**What needs to be done**
Are you able to retype all the records below exactly?

Stored entries
* begin *

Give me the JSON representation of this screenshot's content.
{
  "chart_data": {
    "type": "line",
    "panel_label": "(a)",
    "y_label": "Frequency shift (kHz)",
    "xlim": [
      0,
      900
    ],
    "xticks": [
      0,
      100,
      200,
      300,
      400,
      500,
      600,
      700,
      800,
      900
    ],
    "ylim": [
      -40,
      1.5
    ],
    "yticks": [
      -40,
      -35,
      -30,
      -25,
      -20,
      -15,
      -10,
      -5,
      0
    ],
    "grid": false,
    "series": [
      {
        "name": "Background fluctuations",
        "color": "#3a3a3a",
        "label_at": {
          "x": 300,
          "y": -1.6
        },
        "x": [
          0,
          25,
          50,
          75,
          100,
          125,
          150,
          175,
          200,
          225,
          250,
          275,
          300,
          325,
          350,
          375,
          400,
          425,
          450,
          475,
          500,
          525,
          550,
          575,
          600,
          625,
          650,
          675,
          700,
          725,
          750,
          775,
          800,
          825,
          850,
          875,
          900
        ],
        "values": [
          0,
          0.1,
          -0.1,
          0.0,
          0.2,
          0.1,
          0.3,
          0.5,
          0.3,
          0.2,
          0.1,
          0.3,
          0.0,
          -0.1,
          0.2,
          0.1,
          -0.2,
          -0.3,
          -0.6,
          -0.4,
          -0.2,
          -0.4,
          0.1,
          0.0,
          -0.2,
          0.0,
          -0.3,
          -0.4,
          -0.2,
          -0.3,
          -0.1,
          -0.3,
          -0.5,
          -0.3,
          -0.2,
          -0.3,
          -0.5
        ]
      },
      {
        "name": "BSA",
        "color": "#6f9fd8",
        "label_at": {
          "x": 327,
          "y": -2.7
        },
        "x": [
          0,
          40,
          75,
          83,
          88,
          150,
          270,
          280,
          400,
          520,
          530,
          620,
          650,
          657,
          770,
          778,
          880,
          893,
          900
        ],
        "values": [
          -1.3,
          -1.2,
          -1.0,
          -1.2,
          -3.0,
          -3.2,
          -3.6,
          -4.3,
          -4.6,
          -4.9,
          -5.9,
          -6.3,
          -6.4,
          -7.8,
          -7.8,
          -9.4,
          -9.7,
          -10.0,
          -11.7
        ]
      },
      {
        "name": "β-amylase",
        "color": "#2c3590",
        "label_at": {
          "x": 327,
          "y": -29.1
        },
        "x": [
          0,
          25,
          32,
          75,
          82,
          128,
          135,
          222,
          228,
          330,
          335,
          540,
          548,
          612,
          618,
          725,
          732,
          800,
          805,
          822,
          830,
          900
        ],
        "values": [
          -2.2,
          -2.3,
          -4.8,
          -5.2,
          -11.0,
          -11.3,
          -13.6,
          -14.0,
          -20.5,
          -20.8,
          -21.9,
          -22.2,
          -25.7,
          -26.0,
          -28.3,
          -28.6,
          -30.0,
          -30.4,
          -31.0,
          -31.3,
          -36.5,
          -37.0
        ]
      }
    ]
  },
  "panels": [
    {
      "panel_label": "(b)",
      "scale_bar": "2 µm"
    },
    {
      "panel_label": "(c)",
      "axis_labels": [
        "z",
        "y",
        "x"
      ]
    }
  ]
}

* end *

**The response**
Give me the JSON representation of this screenshot's content.
{
  "chart_data": {
    "type": "line",
    "panel_label": "(a)",
    "y_label": "Frequency shift (kHz)",
    "xlim": [
      0,
      900
    ],
    "xticks": [
      0,
      100,
      200,
      300,
      400,
      500,
      600,
      700,
      800,
      900
    ],
    "ylim": [
      -40,
      1.5
    ],
    "yticks": [
      -40,
      -35,
      -30,
      -25,
      -20,
      -15,
      -10,
      -5,
      0
    ],
    "grid": false,
    "series": [
      {
        "name": "Background fluctuations",
        "color": "#3a3a3a",
        "label_at": {
          "x": 300,
          "y": -1.6
        },
        "x": [
          0,
          25,
          50,
          75,
          100,
          125,
          150,
          175,
          200,
          225,
          250,
          275,
          300,
          325,
          350,
          375,
          400,
          425,
          450,
          475,
          500,
          525,
          550,
          575,
          600,
          625,
          650,
          675,
          700,
          725,
          750,
          775,
          800,
          825,
          850,
          875,
          900
        ],
        "values": [
          0,
          0.1,
          -0.1,
          0.0,
          0.2,
          0.1,
          0.3,
          0.5,
          0.3,
          0.2,
          0.1,
          0.3,
          0.0,
          -0.1,
          0.2,
          0.1,
          -0.2,
          -0.3,
          -0.6,
          -0.4,
          -0.2,
          -0.4,
          0.1,
          0.0,
          -0.2,
          0.0,
          -0.3,
          -0.4,
          -0.2,
          -0.3,
          -0.1,
          -0.3,
          -0.5,
          -0.3,
          -0.2,
          -0.3,
          -0.5
        ]
      },
      {
        "name": "BSA",
        "color": "#6f9fd8",
        "label_at": {
          "x": 327,
          "y": -2.7
        },
        "x": [
          0,
          40,
          75,
          83,
          88,
          150,
          270,
          280,
          400,
          520,
          530,
          620,
          650,
          657,
          770,
          778,
          880,
          893,
          900
        ],
        "values": [
          -1.3,
          -1.2,
          -1.0,
          -1.2,
          -3.0,
          -3.2,
          -3.6,
          -4.3,
          -4.6,
          -4.9,
          -5.9,
          -6.3,
          -6.4,
          -7.8,
          -7.8,
          -9.4,
          -9.7,
          -10.0,
          -11.7
        ]
      },
      {
        "name": "β-amylase",
        "color": "#2c3590",
        "label_at": {
          "x": 327,
          "y": -29.1
        },
        "x": [
          0,
          25,
          32,
          75,
          82,
          128,
          135,
          222,
          228,
          330,
          335,
          540,
          548,
          612,
          618,
          725,
          732,
          800,
          805,
          822,
          830,
          900
        ],
        "values": [
          -2.2,
          -2.3,
          -4.8,
          -5.2,
          -11.0,
          -11.3,
          -13.6,
          -14.0,
          -20.5,
          -20.8,
          -21.9,
          -22.2,
          -25.7,
          -26.0,
          -28.3,
          -28.6,
          -30.0,
          -30.4,
          -31.0,
          -31.3,
          -36.5,
          -37.0
        ]
      }
    ]
  },
  "panels": [
    {
      "panel_label": "(b)",
      "scale_bar": "2 µm"
    },
    {
      "panel_label": "(c)",
      "axis_labels": [
        "z",
        "y",
        "x"
      ]
    }
  ]
}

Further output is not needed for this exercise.